▸ **DESCRIPTION OF THE TASK**: Could you return every line of the material below without changing anything?

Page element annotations
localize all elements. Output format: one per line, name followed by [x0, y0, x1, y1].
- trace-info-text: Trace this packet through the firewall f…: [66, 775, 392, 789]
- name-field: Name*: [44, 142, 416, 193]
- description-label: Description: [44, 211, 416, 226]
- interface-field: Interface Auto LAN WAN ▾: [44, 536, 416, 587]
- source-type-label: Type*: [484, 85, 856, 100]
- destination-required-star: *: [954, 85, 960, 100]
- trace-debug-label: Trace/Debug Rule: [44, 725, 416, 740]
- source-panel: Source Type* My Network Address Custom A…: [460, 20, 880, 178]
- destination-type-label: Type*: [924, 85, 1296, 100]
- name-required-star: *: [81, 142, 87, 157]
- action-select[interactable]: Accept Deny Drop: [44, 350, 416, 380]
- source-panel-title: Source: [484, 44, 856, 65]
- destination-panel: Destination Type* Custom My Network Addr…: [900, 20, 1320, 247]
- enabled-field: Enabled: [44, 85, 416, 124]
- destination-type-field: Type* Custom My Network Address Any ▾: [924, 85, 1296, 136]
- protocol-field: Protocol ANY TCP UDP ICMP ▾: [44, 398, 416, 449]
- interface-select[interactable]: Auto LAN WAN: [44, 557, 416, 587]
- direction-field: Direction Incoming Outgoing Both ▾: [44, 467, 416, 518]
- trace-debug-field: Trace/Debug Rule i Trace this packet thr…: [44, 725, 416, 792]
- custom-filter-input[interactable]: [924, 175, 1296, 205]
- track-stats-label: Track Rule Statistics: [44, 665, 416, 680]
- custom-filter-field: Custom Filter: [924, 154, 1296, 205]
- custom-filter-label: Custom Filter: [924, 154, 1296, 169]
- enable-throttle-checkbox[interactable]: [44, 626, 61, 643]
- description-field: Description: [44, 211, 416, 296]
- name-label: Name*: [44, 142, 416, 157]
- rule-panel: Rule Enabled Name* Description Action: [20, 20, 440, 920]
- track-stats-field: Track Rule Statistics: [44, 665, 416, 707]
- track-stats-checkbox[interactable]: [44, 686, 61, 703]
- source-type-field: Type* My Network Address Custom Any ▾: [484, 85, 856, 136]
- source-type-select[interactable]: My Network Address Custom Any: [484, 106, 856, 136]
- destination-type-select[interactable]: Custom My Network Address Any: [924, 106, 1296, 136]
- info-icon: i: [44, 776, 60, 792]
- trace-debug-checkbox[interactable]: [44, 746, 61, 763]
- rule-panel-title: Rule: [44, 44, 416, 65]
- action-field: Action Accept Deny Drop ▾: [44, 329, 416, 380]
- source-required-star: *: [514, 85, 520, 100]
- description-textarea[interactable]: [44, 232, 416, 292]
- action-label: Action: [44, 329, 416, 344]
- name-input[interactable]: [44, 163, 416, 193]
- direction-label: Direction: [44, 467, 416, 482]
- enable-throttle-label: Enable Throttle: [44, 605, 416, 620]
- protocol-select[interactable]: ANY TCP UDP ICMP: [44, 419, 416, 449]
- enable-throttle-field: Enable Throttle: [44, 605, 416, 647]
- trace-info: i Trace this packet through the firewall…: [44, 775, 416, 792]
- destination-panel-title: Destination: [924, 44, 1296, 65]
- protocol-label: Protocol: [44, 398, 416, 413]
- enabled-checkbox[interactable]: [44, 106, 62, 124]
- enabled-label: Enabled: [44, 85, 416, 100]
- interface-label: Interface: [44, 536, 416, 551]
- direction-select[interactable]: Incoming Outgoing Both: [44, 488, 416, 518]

▸ **ANSWER FOR THE TASK**:
localize all elements. Output format: one per line, name followed by [x0, y0, x1, y1].
- trace-info-text: Trace this packet through the firewall f…: [66, 775, 392, 789]
- name-field: Name*: [44, 142, 416, 193]
- description-label: Description: [44, 211, 416, 226]
- interface-field: Interface Auto LAN WAN ▾: [44, 536, 416, 587]
- source-type-label: Type*: [484, 85, 856, 100]
- destination-required-star: *: [954, 85, 960, 100]
- trace-debug-label: Trace/Debug Rule: [44, 725, 416, 740]
- source-panel: Source Type* My Network Address Custom A…: [460, 20, 880, 178]
- destination-type-label: Type*: [924, 85, 1296, 100]
- name-required-star: *: [81, 142, 87, 157]
- action-select[interactable]: Accept Deny Drop: [44, 350, 416, 380]
- source-panel-title: Source: [484, 44, 856, 65]
- destination-panel: Destination Type* Custom My Network Addr…: [900, 20, 1320, 247]
- enabled-field: Enabled: [44, 85, 416, 124]
- destination-type-field: Type* Custom My Network Address Any ▾: [924, 85, 1296, 136]
- protocol-field: Protocol ANY TCP UDP ICMP ▾: [44, 398, 416, 449]
- interface-select[interactable]: Auto LAN WAN: [44, 557, 416, 587]
- direction-field: Direction Incoming Outgoing Both ▾: [44, 467, 416, 518]
- trace-debug-field: Trace/Debug Rule i Trace this packet thr…: [44, 725, 416, 792]
- custom-filter-input[interactable]: [924, 175, 1296, 205]
- track-stats-label: Track Rule Statistics: [44, 665, 416, 680]
- custom-filter-field: Custom Filter: [924, 154, 1296, 205]
- custom-filter-label: Custom Filter: [924, 154, 1296, 169]
- enable-throttle-checkbox[interactable]: [44, 626, 61, 643]
- description-field: Description: [44, 211, 416, 296]
- name-label: Name*: [44, 142, 416, 157]
- rule-panel: Rule Enabled Name* Description Action: [20, 20, 440, 920]
- track-stats-field: Track Rule Statistics: [44, 665, 416, 707]
- track-stats-checkbox[interactable]: [44, 686, 61, 703]
- source-type-field: Type* My Network Address Custom Any ▾: [484, 85, 856, 136]
- source-type-select[interactable]: My Network Address Custom Any: [484, 106, 856, 136]
- destination-type-select[interactable]: Custom My Network Address Any: [924, 106, 1296, 136]
- info-icon: i: [44, 776, 60, 792]
- trace-debug-checkbox[interactable]: [44, 746, 61, 763]
- rule-panel-title: Rule: [44, 44, 416, 65]
- action-field: Action Accept Deny Drop ▾: [44, 329, 416, 380]
- source-required-star: *: [514, 85, 520, 100]
- description-textarea[interactable]: [44, 232, 416, 292]
- action-label: Action: [44, 329, 416, 344]
- name-input[interactable]: [44, 163, 416, 193]
- direction-label: Direction: [44, 467, 416, 482]
- enable-throttle-label: Enable Throttle: [44, 605, 416, 620]
- protocol-select[interactable]: ANY TCP UDP ICMP: [44, 419, 416, 449]
- enable-throttle-field: Enable Throttle: [44, 605, 416, 647]
- trace-info: i Trace this packet through the firewall…: [44, 775, 416, 792]
- destination-panel-title: Destination: [924, 44, 1296, 65]
- protocol-label: Protocol: [44, 398, 416, 413]
- enabled-checkbox[interactable]: [44, 106, 62, 124]
- enabled-label: Enabled: [44, 85, 416, 100]
- interface-label: Interface: [44, 536, 416, 551]
- direction-select[interactable]: Incoming Outgoing Both: [44, 488, 416, 518]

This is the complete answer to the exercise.